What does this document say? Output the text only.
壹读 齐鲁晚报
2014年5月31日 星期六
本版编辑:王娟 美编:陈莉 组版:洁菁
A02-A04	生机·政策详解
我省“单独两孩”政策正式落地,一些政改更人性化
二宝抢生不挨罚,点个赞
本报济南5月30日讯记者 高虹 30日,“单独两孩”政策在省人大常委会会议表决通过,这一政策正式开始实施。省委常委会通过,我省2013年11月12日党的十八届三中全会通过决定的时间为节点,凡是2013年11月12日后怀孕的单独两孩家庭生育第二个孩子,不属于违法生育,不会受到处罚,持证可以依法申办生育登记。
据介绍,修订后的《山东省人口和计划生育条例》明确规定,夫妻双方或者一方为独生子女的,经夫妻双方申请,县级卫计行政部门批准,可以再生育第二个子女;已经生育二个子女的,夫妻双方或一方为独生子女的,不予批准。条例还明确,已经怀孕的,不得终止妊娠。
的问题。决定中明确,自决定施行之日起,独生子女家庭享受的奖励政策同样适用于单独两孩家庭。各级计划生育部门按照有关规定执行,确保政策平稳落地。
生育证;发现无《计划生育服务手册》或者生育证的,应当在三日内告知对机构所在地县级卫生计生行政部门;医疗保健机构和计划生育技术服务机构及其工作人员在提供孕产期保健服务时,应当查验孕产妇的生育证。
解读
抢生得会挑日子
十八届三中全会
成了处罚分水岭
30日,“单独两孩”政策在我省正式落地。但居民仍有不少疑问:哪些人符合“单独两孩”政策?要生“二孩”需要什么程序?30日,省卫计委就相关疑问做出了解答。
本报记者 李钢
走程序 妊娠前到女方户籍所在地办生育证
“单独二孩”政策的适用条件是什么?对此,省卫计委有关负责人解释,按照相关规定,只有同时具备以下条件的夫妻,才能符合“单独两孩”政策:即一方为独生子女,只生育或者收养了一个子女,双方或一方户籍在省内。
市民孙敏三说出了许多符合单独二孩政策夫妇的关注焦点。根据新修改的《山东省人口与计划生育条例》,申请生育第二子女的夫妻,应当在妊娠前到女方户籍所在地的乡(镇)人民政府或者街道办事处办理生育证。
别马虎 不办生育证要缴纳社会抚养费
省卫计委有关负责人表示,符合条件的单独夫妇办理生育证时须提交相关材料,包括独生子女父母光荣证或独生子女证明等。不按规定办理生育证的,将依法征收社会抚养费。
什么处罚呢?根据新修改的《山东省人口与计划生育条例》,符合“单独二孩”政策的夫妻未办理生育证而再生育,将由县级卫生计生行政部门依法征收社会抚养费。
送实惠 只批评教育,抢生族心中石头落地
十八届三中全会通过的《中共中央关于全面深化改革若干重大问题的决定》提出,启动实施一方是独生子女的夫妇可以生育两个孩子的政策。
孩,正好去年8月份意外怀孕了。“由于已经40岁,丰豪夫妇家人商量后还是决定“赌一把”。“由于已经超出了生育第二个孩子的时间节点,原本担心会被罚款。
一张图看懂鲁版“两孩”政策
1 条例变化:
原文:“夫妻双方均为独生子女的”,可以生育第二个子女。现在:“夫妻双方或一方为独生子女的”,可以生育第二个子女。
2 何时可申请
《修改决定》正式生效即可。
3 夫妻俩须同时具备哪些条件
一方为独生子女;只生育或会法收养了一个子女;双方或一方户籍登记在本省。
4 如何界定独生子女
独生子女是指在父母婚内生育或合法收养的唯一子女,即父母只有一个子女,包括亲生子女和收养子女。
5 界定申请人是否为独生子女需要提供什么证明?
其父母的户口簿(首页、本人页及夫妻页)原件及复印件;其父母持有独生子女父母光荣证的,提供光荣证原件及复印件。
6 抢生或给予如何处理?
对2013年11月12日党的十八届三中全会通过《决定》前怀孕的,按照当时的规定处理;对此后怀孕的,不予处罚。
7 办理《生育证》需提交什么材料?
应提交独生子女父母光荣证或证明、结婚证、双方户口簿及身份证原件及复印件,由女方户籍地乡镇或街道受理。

· · ·

What the task asks:
From the entries above, return each line with the word "山东省人口与计划生育条例" in it.

Task response:
市民孙敏三说出了许多符合单独二孩政策夫妇的关注焦点。根据新修改的《山东省人口与计划生育条例》,申请生育第二子女的夫妻,应当在妊娠前到女方户籍所在地的乡(镇)人民政府或者街道办事处办理生育证。
什么处罚呢?根据新修改的《山东省人口与计划生育条例》,符合“单独二孩”政策的夫妻未办理生育证而再生育,将由县级卫生计生行政部门依法征收社会抚养费。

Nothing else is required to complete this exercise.